> _What to do_:
Among the entries that follow, tally the lines with the string "Interest". Give no more than the number.

— BEGIN —

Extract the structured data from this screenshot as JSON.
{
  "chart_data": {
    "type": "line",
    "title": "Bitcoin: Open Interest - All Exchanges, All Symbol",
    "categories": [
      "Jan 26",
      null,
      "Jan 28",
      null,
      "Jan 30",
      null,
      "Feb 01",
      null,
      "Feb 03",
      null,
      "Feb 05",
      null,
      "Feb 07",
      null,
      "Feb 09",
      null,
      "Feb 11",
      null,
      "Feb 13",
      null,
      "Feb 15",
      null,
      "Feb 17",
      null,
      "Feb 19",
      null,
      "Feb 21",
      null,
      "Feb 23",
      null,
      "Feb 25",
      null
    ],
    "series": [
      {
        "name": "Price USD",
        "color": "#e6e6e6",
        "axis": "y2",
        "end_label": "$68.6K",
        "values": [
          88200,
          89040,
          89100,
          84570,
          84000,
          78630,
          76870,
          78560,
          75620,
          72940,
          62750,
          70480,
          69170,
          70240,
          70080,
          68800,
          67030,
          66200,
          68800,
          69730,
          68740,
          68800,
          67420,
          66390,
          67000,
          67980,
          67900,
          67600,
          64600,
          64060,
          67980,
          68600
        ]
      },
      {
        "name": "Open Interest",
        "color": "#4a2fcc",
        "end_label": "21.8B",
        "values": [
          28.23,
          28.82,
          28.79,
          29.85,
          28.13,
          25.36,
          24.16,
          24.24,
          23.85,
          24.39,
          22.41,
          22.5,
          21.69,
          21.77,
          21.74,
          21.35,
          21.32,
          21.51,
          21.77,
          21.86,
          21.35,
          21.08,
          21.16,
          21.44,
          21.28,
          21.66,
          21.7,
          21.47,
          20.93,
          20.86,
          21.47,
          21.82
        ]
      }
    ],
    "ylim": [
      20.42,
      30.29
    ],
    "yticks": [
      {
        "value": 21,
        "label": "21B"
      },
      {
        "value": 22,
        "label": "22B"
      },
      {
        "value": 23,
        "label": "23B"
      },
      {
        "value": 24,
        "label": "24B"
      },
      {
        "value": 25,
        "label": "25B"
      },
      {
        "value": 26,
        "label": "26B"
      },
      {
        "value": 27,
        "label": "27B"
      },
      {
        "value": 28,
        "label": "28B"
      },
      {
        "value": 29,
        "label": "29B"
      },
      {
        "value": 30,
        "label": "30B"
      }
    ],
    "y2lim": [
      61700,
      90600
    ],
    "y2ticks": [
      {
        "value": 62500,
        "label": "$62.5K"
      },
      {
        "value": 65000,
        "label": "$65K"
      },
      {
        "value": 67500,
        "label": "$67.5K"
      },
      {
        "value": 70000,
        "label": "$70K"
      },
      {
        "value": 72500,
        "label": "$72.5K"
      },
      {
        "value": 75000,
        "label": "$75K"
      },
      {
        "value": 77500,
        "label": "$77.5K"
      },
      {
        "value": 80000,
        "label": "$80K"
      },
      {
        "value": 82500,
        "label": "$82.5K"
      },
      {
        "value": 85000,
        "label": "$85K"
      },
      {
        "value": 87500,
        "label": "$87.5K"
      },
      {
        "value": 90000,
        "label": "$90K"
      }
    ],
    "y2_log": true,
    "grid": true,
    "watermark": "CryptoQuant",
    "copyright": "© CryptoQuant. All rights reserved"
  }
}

— END —

> _Finished exercise_:
2